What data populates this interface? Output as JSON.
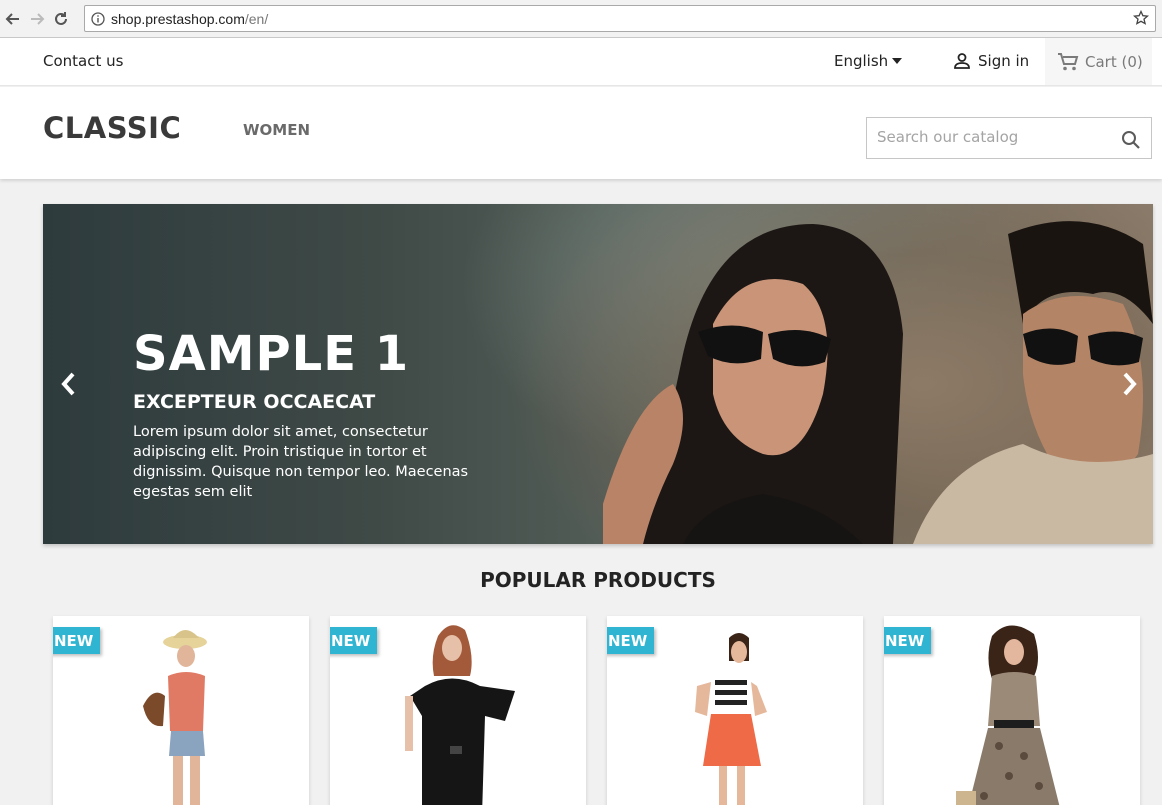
{
  "browser": {
    "url_host": "shop.prestashop.com",
    "url_path": "/en/"
  },
  "topnav": {
    "contact": "Contact us",
    "language": "English",
    "signin": "Sign in",
    "cart": "Cart (0)"
  },
  "header": {
    "logo": "CLASSIC",
    "menu": [
      {
        "label": "WOMEN"
      }
    ],
    "search_placeholder": "Search our catalog"
  },
  "carousel": {
    "title": "SAMPLE 1",
    "subtitle": "EXCEPTEUR OCCAECAT",
    "text": "Lorem ipsum dolor sit amet, consectetur adipiscing elit. Proin tristique in tortor et dignissim. Quisque non tempor leo. Maecenas egestas sem elit"
  },
  "popular": {
    "title": "POPULAR PRODUCTS",
    "products": [
      {
        "badge": "NEW"
      },
      {
        "badge": "NEW"
      },
      {
        "badge": "NEW"
      },
      {
        "badge": "NEW"
      }
    ]
  },
  "colors": {
    "badge": "#2fb5d2",
    "text": "#232323"
  }
}
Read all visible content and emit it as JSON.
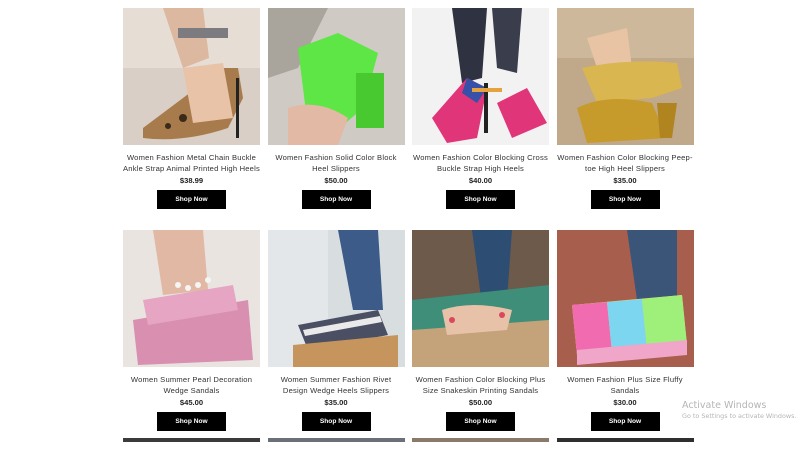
{
  "products": [
    {
      "title": "Women Fashion Metal Chain Buckle Ankle Strap Animal Printed High Heels",
      "price": "$38.99",
      "button": "Shop Now",
      "image": "leopard-heel-image"
    },
    {
      "title": "Women Fashion Solid Color Block Heel Slippers",
      "price": "$50.00",
      "button": "Shop Now",
      "image": "green-block-heel-image"
    },
    {
      "title": "Women Fashion Color Blocking Cross Buckle Strap High Heels",
      "price": "$40.00",
      "button": "Shop Now",
      "image": "pink-blue-heel-image"
    },
    {
      "title": "Women Fashion Color Blocking Peep-toe High Heel Slippers",
      "price": "$35.00",
      "button": "Shop Now",
      "image": "gold-slipper-image"
    },
    {
      "title": "Women Summer Pearl Decoration Wedge Sandals",
      "price": "$45.00",
      "button": "Shop Now",
      "image": "pink-wedge-image"
    },
    {
      "title": "Women Summer Fashion Rivet Design Wedge Heels Slippers",
      "price": "$35.00",
      "button": "Shop Now",
      "image": "striped-wedge-image"
    },
    {
      "title": "Women Fashion Color Blocking Plus Size Snakeskin Printing Sandals",
      "price": "$50.00",
      "button": "Shop Now",
      "image": "snakeskin-sandal-image"
    },
    {
      "title": "Women Fashion Plus Size Fluffy Sandals",
      "price": "$30.00",
      "button": "Shop Now",
      "image": "fluffy-sandal-image"
    }
  ],
  "watermark": {
    "line1": "Activate Windows",
    "line2": "Go to Settings to activate Windows."
  }
}
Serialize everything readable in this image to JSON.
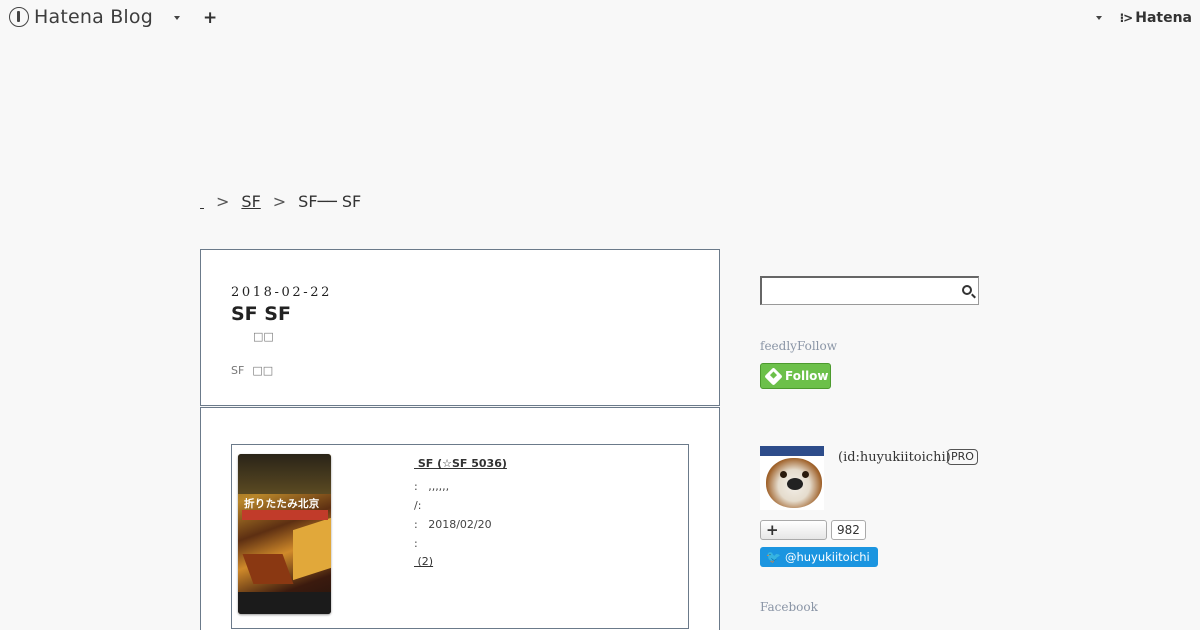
{
  "header": {
    "logo_text": "Hatena Blog",
    "add_symbol": "+",
    "hatena_label": "Hatena",
    "hatena_mark": "⁝>"
  },
  "breadcrumb": {
    "home_label": "",
    "separator": ">",
    "category_label": "SF",
    "current_label": "SF── SF"
  },
  "entry": {
    "date": "2018-02-22",
    "title": "SF SF",
    "subtitle": "□□",
    "category_prefix": "SF",
    "category_tag": "□□"
  },
  "book": {
    "title": " SF (☆SF 5036)",
    "authors_row": ":   ,,,,,,",
    "publisher_row": "/:",
    "date_row": ":   2018/02/20",
    "media_row": ":",
    "link_label": " (2)",
    "cover_text": "折りたたみ北京"
  },
  "sidebar": {
    "search_placeholder": "",
    "feedly_heading": "feedlyFollow",
    "feedly_button": "Follow",
    "profile_id": "(id:huyukiitoichi)",
    "pro_badge": "PRO",
    "subscribe_count": "982",
    "twitter_label": "@huyukiitoichi",
    "facebook_heading": "Facebook"
  },
  "colors": {
    "background": "#f8f8f8",
    "feedly_green": "#6cc04a",
    "twitter_blue": "#1b95e0",
    "box_border": "#6b7a8a"
  }
}
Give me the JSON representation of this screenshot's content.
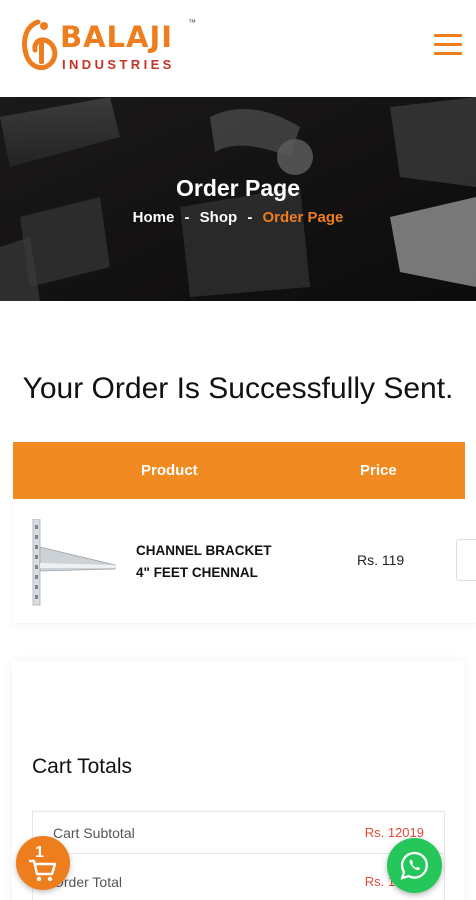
{
  "brand": {
    "name": "BALAJI",
    "tm": "™",
    "sub": "INDUSTRIES",
    "primary_color": "#ee7d1d",
    "secondary_color": "#c43326"
  },
  "header": {
    "menu_icon": "hamburger-menu-icon"
  },
  "banner": {
    "title": "Order Page",
    "breadcrumb": {
      "home": "Home",
      "separator": "-",
      "shop": "Shop",
      "current": "Order Page"
    }
  },
  "heading": "Your Order Is Successfully Sent.",
  "order_table": {
    "columns": {
      "product": "Product",
      "price": "Price"
    },
    "rows": [
      {
        "name_line1": "CHANNEL BRACKET",
        "name_line2": "4\" FEET CHENNAL",
        "price": "Rs. 119",
        "image_icon": "channel-bracket-image"
      }
    ]
  },
  "cart_totals": {
    "title": "Cart Totals",
    "rows": [
      {
        "label": "Cart Subtotal",
        "value": "Rs. 12019"
      },
      {
        "label": "Order Total",
        "value": "Rs. 12019"
      }
    ]
  },
  "floating": {
    "cart_count": "1",
    "cart_icon": "shopping-cart-icon",
    "whatsapp_icon": "whatsapp-icon"
  }
}
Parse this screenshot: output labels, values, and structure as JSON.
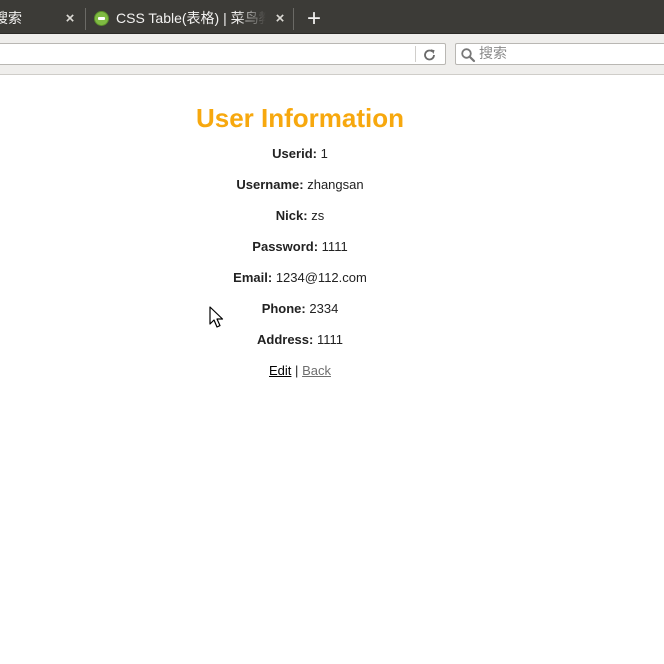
{
  "browser": {
    "tabs": [
      {
        "title": "搜索",
        "close": "×"
      },
      {
        "title": "CSS Table(表格) | 菜鸟教程",
        "close": "×"
      }
    ],
    "new_tab_label": "+",
    "search": {
      "placeholder": "搜索",
      "value": ""
    }
  },
  "page": {
    "title": "User Information",
    "fields": [
      {
        "label": "Userid:",
        "value": "1"
      },
      {
        "label": "Username:",
        "value": "zhangsan"
      },
      {
        "label": "Nick:",
        "value": "zs"
      },
      {
        "label": "Password:",
        "value": "1111"
      },
      {
        "label": "Email:",
        "value": "1234@112.com"
      },
      {
        "label": "Phone:",
        "value": "2334"
      },
      {
        "label": "Address:",
        "value": "1111"
      }
    ],
    "actions": {
      "edit": "Edit",
      "separator": "|",
      "back": "Back"
    }
  },
  "colors": {
    "title": "#f7a80e",
    "tabstrip": "#3c3b37",
    "back_link": "#6e6e6e"
  }
}
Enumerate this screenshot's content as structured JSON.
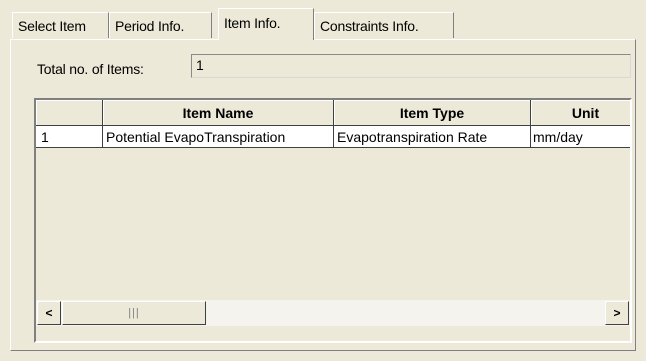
{
  "tabs": [
    {
      "label": "Select Item",
      "active": false
    },
    {
      "label": "Period Info.",
      "active": false
    },
    {
      "label": "Item Info.",
      "active": true
    },
    {
      "label": "Constraints Info.",
      "active": false
    }
  ],
  "total": {
    "label": "Total no. of Items:",
    "value": "1"
  },
  "grid": {
    "columns": [
      "",
      "Item Name",
      "Item Type",
      "Unit"
    ],
    "rows": [
      {
        "index": "1",
        "item_name": "Potential EvapoTranspiration",
        "item_type": "Evapotranspiration Rate",
        "unit": "mm/day"
      }
    ]
  },
  "scrollbar": {
    "left_arrow": "<",
    "right_arrow": ">",
    "thumb_grip": "|||"
  }
}
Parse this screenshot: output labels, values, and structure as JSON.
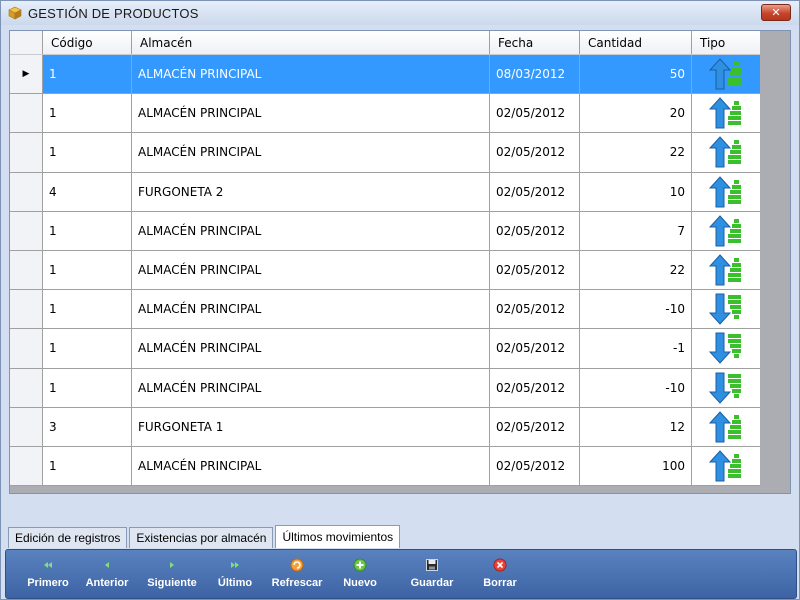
{
  "window": {
    "title": "GESTIÓN DE PRODUCTOS",
    "close_label": "✕"
  },
  "grid": {
    "columns": {
      "codigo": "Código",
      "almacen": "Almacén",
      "fecha": "Fecha",
      "cantidad": "Cantidad",
      "tipo": "Tipo"
    },
    "rows": [
      {
        "codigo": "1",
        "almacen": "ALMACÉN PRINCIPAL",
        "fecha": "08/03/2012",
        "cantidad": "50",
        "tipo": "entrada"
      },
      {
        "codigo": "1",
        "almacen": "ALMACÉN PRINCIPAL",
        "fecha": "02/05/2012",
        "cantidad": "20",
        "tipo": "entrada"
      },
      {
        "codigo": "1",
        "almacen": "ALMACÉN PRINCIPAL",
        "fecha": "02/05/2012",
        "cantidad": "22",
        "tipo": "entrada"
      },
      {
        "codigo": "4",
        "almacen": "FURGONETA 2",
        "fecha": "02/05/2012",
        "cantidad": "10",
        "tipo": "entrada"
      },
      {
        "codigo": "1",
        "almacen": "ALMACÉN PRINCIPAL",
        "fecha": "02/05/2012",
        "cantidad": "7",
        "tipo": "entrada"
      },
      {
        "codigo": "1",
        "almacen": "ALMACÉN PRINCIPAL",
        "fecha": "02/05/2012",
        "cantidad": "22",
        "tipo": "entrada"
      },
      {
        "codigo": "1",
        "almacen": "ALMACÉN PRINCIPAL",
        "fecha": "02/05/2012",
        "cantidad": "-10",
        "tipo": "salida"
      },
      {
        "codigo": "1",
        "almacen": "ALMACÉN PRINCIPAL",
        "fecha": "02/05/2012",
        "cantidad": "-1",
        "tipo": "salida"
      },
      {
        "codigo": "1",
        "almacen": "ALMACÉN PRINCIPAL",
        "fecha": "02/05/2012",
        "cantidad": "-10",
        "tipo": "salida"
      },
      {
        "codigo": "3",
        "almacen": "FURGONETA 1",
        "fecha": "02/05/2012",
        "cantidad": "12",
        "tipo": "entrada"
      },
      {
        "codigo": "1",
        "almacen": "ALMACÉN PRINCIPAL",
        "fecha": "02/05/2012",
        "cantidad": "100",
        "tipo": "entrada"
      }
    ],
    "selected_row_index": 0
  },
  "tabs": [
    {
      "label": "Edición de registros",
      "active": false
    },
    {
      "label": "Existencias por almacén",
      "active": false
    },
    {
      "label": "Últimos movimientos",
      "active": true
    }
  ],
  "toolbar": {
    "buttons": [
      {
        "id": "primero",
        "label": "Primero",
        "icon": "first-icon"
      },
      {
        "id": "anterior",
        "label": "Anterior",
        "icon": "previous-icon"
      },
      {
        "id": "siguiente",
        "label": "Siguiente",
        "icon": "next-icon"
      },
      {
        "id": "ultimo",
        "label": "Último",
        "icon": "last-icon"
      },
      {
        "id": "refrescar",
        "label": "Refrescar",
        "icon": "refresh-icon"
      },
      {
        "id": "nuevo",
        "label": "Nuevo",
        "icon": "add-icon"
      },
      {
        "id": "guardar",
        "label": "Guardar",
        "icon": "save-icon"
      },
      {
        "id": "borrar",
        "label": "Borrar",
        "icon": "delete-icon"
      }
    ]
  },
  "colors": {
    "selection": "#3399ff",
    "arrow_up": "#2f8fe0",
    "arrow_down": "#2f8fe0",
    "bars_green": "#3cbf2c",
    "toolbar": "#4a72b3"
  }
}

• [Objective]: Report each line in the data that holds the word "Blocking".

• [Task solution]:
      "title": "Women Fashion Color Blocking Cross Buckle Strap High Heels",
      "title": "Women Fashion Color Blocking Peep-toe High Heel Slippers",
      "title": "Women Fashion Color Blocking Plus Size Snakeskin Printing Sandals",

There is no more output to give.